### TASK DIRECTIONS
State how many lines in the entries below contain "группа". Write nothing but the number.

### PROVIDED RECORDS
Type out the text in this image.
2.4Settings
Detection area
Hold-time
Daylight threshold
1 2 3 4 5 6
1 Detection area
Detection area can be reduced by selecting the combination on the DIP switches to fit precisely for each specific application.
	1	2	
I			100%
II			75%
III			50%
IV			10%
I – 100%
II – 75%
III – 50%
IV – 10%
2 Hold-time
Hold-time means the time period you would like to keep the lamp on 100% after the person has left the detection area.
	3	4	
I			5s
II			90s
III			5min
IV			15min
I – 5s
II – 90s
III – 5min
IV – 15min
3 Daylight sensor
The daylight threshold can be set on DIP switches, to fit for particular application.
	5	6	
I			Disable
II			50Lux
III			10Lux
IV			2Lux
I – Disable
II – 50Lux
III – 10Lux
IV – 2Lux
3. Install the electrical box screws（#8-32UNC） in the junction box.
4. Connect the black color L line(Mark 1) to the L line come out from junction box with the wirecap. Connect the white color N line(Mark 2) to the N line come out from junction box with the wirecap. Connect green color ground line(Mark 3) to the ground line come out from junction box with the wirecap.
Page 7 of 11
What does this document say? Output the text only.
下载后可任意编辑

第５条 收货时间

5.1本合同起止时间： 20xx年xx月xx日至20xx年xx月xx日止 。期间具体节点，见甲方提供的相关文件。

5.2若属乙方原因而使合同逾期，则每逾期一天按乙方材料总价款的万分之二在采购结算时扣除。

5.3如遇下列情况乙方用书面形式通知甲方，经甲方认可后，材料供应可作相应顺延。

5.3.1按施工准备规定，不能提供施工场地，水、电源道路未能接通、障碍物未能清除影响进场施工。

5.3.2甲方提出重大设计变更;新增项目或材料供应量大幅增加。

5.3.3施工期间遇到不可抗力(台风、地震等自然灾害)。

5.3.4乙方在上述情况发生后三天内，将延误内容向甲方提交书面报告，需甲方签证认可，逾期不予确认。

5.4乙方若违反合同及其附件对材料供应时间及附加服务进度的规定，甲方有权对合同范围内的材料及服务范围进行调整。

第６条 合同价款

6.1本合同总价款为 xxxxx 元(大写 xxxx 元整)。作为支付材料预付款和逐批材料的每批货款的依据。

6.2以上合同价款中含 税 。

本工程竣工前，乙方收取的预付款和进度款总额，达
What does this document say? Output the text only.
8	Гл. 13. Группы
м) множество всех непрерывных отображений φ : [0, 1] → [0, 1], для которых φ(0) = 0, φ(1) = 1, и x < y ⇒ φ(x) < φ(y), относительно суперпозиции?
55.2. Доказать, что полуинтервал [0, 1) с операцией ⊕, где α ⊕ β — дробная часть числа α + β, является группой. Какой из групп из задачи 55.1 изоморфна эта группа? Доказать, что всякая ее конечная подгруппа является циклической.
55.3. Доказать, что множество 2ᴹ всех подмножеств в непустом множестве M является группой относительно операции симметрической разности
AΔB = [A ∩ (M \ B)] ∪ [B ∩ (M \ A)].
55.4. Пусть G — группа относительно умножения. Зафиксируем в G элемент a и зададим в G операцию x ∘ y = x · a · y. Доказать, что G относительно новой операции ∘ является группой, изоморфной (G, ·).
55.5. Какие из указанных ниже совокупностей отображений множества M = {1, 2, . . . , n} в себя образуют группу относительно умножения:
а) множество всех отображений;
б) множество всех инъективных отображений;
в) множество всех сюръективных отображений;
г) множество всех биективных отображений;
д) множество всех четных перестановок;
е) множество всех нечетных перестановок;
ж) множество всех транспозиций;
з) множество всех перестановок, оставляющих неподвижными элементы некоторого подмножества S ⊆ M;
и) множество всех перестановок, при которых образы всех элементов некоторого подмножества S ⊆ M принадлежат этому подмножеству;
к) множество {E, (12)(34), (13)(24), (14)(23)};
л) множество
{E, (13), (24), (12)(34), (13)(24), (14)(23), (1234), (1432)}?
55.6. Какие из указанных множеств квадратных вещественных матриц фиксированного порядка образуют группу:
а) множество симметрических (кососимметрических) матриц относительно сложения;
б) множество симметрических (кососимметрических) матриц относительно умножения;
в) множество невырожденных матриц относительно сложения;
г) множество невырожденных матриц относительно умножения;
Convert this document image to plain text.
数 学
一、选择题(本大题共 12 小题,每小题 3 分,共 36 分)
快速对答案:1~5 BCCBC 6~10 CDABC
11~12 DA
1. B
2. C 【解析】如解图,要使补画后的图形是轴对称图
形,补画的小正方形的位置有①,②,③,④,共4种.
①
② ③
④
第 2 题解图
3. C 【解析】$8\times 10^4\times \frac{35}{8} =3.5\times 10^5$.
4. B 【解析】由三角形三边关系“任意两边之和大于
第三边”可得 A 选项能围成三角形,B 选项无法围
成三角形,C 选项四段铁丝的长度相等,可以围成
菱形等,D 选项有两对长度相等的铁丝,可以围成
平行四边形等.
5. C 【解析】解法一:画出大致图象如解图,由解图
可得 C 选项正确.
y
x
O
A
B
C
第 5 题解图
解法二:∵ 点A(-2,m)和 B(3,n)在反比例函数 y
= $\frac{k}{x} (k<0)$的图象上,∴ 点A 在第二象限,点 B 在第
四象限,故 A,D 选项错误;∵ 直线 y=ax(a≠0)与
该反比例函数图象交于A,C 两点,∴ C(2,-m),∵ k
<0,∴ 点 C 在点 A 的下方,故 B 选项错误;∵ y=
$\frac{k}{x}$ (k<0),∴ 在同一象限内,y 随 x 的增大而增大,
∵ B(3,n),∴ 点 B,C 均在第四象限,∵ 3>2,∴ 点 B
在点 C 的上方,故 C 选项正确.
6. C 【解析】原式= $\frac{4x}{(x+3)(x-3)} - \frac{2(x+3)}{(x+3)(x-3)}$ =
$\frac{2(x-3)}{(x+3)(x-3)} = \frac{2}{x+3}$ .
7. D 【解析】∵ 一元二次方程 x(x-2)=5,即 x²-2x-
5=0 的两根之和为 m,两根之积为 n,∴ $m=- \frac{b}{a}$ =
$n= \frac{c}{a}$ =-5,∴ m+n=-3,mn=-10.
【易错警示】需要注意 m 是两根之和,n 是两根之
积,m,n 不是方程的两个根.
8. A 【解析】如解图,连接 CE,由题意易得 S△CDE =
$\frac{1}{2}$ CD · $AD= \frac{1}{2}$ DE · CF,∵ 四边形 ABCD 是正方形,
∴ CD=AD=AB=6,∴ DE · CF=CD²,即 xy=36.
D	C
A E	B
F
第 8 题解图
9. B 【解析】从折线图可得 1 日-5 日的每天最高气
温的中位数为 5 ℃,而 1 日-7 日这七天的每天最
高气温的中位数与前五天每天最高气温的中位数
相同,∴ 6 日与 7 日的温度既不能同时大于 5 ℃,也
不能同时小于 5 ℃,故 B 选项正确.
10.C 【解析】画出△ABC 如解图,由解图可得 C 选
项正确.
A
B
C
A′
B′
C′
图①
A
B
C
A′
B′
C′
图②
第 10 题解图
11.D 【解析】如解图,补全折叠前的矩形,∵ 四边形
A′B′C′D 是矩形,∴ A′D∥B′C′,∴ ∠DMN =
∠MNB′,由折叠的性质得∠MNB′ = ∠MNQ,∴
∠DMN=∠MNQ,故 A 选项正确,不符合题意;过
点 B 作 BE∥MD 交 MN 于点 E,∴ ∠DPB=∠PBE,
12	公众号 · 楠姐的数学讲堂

### TASK RESULT
2